[Stored entries]

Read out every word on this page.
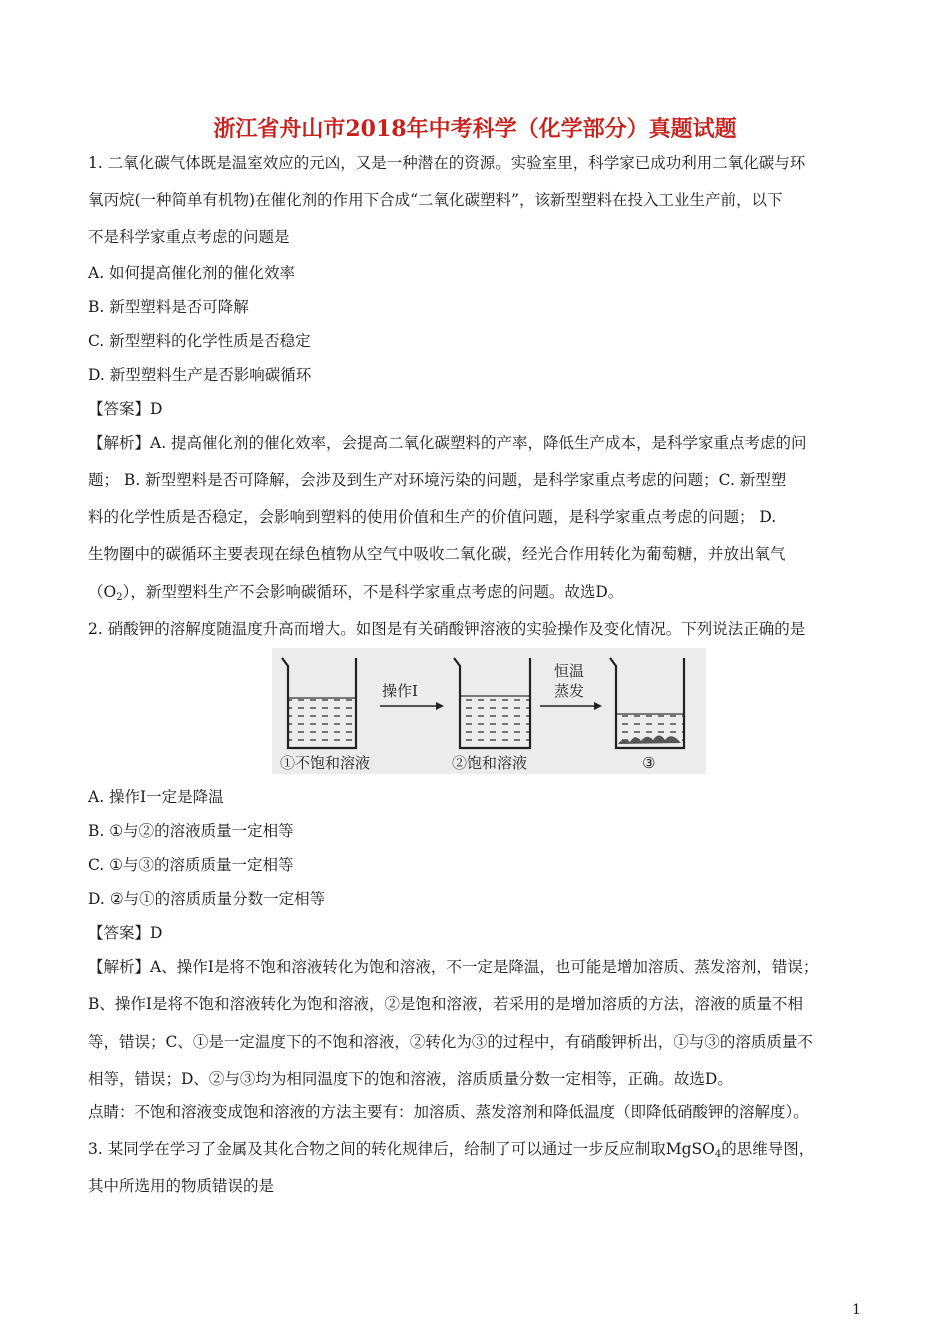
浙江省舟山市2018年中考科学（化学部分）真题试题
1. 二氧化碳气体既是温室效应的元凶，又是一种潜在的资源。实验室里，科学家已成功利用二氧化碳与环
氧丙烷(一种简单有机物)在催化剂的作用下合成“二氧化碳塑料”，该新型塑料在投入工业生产前，以下
不是科学家重点考虑的问题是
A. 如何提高催化剂的催化效率
B. 新型塑料是否可降解
C. 新型塑料的化学性质是否稳定
D. 新型塑料生产是否影响碳循环
【答案】D
【解析】A. 提高催化剂的催化效率，会提高二氧化碳塑料的产率，降低生产成本，是科学家重点考虑的问
题； B. 新型塑料是否可降解，会涉及到生产对环境污染的问题，是科学家重点考虑的问题；C. 新型塑
料的化学性质是否稳定，会影响到塑料的使用价值和生产的价值问题，是科学家重点考虑的问题； D.
生物圈中的碳循环主要表现在绿色植物从空气中吸收二氧化碳，经光合作用转化为葡萄糖，并放出氧气
$(O_2)$，新型塑料生产不会影响碳循环，不是科学家重点考虑的问题。故选D。
2. 硝酸钾的溶解度随温度升高而增大。如图是有关硝酸钾溶液的实验操作及变化情况。下列说法正确的是
操作Ⅰ
恒温
蒸发
①不饱和溶液	②饱和溶液	③
A. 操作Ⅰ一定是降温
B. ①与②的溶液质量一定相等
C. ①与③的溶质质量一定相等
D. ②与①的溶质质量分数一定相等
【答案】D
【解析】A、操作Ⅰ是将不饱和溶液转化为饱和溶液，不一定是降温，也可能是增加溶质、蒸发溶剂，错误；
B、操作Ⅰ是将不饱和溶液转化为饱和溶液，②是饱和溶液，若采用的是增加溶质的方法，溶液的质量不相
等，错误；C、①是一定温度下的不饱和溶液，②转化为③的过程中，有硝酸钾析出，①与③的溶质质量不
相等，错误；D、②与③均为相同温度下的饱和溶液，溶质质量分数一定相等，正确。故选D。
点睛：不饱和溶液变成饱和溶液的方法主要有：加溶质、蒸发溶剂和降低温度（即降低硝酸钾的溶解度）。
3. 某同学在学习了金属及其化合物之间的转化规律后，给制了可以通过一步反应制取MgSO$_4$的思维导图，
其中所选用的物质错误的是
1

--- Stated problem ---
In the entries above, identify every line with the string "操作Ⅰ是将不饱和溶液转化为饱和溶液".

--- The reply ---
【解析】A、操作Ⅰ是将不饱和溶液转化为饱和溶液，不一定是降温，也可能是增加溶质、蒸发溶剂，错误；
B、操作Ⅰ是将不饱和溶液转化为饱和溶液，②是饱和溶液，若采用的是增加溶质的方法，溶液的质量不相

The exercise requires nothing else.